Stored data entries:

:::

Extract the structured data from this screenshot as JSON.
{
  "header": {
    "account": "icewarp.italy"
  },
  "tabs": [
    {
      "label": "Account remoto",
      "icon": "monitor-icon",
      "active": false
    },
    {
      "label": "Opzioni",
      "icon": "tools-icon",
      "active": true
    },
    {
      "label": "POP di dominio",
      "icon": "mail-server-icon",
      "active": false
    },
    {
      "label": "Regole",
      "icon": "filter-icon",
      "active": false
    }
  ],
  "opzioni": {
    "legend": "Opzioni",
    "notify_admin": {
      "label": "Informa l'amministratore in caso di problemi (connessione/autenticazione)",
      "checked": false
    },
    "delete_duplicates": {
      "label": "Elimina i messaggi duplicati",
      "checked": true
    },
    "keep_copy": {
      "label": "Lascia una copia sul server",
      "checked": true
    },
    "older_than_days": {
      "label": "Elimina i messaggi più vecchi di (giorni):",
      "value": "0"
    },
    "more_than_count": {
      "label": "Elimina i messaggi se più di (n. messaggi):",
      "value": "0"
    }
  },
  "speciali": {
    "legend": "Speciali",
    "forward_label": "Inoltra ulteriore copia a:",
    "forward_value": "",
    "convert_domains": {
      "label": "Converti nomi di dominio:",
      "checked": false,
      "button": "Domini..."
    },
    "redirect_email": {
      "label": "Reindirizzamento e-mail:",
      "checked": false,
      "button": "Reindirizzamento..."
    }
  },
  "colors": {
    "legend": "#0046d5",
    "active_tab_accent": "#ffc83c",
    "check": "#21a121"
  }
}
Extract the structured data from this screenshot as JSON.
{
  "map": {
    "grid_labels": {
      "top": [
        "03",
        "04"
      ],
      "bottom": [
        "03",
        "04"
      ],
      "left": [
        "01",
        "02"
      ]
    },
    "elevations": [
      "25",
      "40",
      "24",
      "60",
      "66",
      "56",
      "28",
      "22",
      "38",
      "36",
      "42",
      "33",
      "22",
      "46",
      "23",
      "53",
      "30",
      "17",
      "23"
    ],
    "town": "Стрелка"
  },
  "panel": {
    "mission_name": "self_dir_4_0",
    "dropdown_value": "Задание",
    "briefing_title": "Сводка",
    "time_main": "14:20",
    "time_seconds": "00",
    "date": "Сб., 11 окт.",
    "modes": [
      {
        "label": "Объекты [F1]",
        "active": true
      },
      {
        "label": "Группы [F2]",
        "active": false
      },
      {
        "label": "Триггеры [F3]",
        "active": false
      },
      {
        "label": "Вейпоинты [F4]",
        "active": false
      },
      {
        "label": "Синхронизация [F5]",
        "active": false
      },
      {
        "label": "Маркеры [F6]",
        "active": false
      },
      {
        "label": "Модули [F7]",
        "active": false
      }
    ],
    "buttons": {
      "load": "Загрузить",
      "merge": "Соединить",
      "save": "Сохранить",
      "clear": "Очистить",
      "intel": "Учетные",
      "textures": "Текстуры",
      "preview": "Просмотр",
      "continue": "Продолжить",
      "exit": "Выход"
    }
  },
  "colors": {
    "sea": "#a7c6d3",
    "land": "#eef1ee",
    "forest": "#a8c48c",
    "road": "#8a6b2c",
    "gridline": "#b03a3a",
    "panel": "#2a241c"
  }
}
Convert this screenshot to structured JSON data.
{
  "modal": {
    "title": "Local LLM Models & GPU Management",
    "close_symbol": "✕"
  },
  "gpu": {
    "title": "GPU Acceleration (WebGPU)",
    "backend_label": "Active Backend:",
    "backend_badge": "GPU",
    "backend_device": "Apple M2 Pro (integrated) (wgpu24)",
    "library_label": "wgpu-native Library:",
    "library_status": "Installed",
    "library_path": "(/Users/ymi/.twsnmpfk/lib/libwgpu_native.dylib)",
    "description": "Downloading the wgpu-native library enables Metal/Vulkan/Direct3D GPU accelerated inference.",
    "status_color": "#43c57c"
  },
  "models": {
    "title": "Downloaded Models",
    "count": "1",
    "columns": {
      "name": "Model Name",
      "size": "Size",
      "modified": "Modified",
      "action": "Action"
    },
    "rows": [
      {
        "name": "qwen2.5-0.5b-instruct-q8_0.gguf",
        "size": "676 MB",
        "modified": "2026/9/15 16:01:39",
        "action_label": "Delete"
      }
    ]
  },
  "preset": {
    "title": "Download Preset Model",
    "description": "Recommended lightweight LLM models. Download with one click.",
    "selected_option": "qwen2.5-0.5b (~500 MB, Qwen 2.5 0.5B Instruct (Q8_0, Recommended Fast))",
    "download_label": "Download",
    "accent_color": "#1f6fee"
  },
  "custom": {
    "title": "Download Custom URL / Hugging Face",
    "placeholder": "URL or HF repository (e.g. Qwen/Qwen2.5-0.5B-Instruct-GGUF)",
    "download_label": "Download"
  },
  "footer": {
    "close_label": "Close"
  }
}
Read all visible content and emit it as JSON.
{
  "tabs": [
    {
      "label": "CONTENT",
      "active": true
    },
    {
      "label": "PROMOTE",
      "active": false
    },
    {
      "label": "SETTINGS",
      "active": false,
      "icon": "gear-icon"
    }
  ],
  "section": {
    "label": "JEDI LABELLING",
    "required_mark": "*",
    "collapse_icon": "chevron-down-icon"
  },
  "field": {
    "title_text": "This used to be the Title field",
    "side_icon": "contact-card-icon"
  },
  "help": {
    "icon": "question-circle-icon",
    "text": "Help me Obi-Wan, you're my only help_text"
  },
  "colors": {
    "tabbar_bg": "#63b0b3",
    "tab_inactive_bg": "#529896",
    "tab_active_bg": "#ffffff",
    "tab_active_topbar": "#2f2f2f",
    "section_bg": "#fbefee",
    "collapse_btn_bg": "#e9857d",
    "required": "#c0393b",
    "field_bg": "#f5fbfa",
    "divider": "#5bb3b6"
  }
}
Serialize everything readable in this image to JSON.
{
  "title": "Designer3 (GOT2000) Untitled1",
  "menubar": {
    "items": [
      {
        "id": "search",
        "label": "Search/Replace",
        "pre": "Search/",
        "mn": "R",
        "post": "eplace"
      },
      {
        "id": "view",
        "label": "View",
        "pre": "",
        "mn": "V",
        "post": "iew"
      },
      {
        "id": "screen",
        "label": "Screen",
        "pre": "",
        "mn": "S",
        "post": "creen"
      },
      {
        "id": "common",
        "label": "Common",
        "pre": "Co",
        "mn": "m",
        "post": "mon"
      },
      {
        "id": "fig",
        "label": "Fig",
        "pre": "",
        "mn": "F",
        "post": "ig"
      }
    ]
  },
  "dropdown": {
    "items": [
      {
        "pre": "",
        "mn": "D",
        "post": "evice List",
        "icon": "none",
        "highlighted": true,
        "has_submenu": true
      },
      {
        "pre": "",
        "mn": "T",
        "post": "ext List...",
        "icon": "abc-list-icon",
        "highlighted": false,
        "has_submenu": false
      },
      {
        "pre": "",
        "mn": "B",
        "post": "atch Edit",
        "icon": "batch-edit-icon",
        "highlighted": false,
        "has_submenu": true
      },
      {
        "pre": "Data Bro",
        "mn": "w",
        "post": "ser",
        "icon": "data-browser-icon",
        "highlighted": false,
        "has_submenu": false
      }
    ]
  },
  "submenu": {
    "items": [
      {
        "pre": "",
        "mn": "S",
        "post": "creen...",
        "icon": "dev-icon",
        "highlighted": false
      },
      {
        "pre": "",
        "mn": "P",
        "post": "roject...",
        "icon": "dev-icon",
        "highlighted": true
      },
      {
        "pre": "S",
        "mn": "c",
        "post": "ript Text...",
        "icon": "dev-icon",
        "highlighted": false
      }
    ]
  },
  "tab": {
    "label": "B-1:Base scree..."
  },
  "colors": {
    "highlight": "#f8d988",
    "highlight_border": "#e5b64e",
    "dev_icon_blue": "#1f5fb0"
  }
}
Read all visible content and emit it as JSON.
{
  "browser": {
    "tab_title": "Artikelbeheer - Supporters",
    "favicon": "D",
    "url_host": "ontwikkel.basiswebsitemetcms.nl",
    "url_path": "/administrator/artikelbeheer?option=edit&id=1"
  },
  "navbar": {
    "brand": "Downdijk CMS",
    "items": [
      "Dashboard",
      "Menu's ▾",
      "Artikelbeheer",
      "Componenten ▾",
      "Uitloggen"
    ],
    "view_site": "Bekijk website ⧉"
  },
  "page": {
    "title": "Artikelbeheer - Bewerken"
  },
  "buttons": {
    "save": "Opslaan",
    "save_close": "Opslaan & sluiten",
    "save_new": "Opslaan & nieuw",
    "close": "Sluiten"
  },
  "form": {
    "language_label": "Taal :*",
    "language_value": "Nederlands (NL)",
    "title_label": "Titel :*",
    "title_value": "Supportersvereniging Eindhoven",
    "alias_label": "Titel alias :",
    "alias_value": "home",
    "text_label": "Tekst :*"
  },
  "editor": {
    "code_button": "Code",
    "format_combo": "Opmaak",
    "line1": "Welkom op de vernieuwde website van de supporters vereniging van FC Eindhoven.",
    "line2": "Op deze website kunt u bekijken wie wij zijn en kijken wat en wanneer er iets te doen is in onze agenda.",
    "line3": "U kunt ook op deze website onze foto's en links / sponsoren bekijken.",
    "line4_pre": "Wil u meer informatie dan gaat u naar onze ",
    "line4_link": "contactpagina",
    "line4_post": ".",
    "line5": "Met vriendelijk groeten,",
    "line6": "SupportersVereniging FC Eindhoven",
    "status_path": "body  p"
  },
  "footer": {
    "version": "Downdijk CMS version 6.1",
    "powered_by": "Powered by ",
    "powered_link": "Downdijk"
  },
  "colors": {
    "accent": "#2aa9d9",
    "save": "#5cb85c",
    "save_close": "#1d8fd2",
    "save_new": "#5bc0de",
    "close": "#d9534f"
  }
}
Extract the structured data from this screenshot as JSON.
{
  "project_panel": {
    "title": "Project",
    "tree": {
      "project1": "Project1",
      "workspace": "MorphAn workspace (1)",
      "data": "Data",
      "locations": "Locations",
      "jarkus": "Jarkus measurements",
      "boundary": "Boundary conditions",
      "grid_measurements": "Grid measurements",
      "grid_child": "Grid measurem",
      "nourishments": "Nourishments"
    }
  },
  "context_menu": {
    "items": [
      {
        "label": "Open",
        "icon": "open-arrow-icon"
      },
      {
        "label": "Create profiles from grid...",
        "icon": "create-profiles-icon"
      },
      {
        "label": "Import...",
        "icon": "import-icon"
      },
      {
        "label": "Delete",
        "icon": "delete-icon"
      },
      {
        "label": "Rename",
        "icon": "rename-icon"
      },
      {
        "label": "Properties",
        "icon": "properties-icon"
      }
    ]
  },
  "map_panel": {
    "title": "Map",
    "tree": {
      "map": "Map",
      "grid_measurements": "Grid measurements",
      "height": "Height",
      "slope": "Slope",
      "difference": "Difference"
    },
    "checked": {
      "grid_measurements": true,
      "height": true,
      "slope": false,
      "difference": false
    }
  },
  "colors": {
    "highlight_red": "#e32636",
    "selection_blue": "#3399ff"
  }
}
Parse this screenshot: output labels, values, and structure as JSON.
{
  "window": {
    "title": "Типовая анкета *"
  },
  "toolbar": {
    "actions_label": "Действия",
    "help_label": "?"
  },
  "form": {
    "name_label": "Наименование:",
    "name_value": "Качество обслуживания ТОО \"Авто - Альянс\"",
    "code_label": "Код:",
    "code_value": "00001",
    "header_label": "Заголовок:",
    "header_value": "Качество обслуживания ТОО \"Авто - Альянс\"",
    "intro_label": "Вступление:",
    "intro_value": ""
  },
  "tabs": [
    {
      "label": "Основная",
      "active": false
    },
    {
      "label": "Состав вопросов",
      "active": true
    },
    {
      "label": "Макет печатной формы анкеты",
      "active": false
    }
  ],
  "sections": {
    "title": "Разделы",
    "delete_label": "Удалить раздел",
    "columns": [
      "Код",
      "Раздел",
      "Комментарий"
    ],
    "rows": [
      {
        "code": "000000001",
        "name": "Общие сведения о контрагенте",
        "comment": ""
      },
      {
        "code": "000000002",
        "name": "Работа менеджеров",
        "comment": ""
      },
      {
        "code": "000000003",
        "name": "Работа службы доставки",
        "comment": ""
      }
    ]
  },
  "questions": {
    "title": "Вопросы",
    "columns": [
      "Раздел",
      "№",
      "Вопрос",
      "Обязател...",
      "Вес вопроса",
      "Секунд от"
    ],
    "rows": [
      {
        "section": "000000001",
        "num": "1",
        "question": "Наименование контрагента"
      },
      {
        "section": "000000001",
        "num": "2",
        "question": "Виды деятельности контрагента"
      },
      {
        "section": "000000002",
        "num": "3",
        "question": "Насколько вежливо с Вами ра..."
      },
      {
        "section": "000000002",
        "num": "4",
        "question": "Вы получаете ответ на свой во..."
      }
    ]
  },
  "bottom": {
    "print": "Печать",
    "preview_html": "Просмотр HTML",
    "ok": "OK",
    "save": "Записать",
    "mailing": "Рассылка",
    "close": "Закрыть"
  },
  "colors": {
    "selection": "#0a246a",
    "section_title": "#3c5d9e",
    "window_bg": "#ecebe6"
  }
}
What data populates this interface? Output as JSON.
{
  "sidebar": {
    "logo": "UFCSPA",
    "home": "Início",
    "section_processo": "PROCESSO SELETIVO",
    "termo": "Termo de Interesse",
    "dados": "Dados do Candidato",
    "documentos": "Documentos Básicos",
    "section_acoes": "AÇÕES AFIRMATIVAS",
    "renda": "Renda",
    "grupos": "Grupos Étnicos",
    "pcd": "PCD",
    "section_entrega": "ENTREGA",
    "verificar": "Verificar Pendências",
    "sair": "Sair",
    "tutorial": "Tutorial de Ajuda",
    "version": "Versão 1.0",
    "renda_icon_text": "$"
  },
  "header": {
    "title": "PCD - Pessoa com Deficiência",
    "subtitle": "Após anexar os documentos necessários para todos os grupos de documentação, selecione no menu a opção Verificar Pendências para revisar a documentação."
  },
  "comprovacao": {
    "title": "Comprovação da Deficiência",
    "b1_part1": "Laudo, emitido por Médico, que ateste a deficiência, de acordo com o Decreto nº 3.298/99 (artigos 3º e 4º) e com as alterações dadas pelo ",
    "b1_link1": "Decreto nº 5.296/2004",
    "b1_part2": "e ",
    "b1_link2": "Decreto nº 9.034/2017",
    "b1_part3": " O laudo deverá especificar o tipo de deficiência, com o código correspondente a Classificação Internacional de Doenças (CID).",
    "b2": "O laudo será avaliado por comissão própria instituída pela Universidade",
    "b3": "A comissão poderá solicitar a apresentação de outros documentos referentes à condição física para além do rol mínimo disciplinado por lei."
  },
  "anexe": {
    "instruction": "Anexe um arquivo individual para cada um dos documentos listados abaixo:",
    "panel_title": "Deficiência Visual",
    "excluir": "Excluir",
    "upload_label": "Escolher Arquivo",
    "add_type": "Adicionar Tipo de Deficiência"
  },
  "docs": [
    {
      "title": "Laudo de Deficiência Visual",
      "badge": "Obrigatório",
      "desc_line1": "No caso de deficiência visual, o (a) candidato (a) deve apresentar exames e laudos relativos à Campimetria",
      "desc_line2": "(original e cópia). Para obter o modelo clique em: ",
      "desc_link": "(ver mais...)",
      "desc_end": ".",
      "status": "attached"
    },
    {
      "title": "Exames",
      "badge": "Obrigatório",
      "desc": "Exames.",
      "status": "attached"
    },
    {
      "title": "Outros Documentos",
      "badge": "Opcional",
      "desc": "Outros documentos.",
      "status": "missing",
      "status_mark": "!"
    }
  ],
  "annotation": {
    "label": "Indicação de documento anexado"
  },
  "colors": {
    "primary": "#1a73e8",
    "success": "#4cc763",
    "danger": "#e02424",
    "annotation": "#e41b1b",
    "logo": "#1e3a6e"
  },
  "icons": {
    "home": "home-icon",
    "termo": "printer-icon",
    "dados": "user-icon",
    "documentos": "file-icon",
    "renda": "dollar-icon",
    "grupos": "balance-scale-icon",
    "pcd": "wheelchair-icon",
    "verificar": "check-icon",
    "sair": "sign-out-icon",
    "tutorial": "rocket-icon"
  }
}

:::

REQUIREMENTS: Lines containing the string "Recommended" are to be selected and copied.

FINAL RESULT:
    "description": "Recommended lightweight LLM models. Download with one click.",
    "selected_option": "qwen2.5-0.5b (~500 MB, Qwen 2.5 0.5B Instruct (Q8_0, Recommended Fast))",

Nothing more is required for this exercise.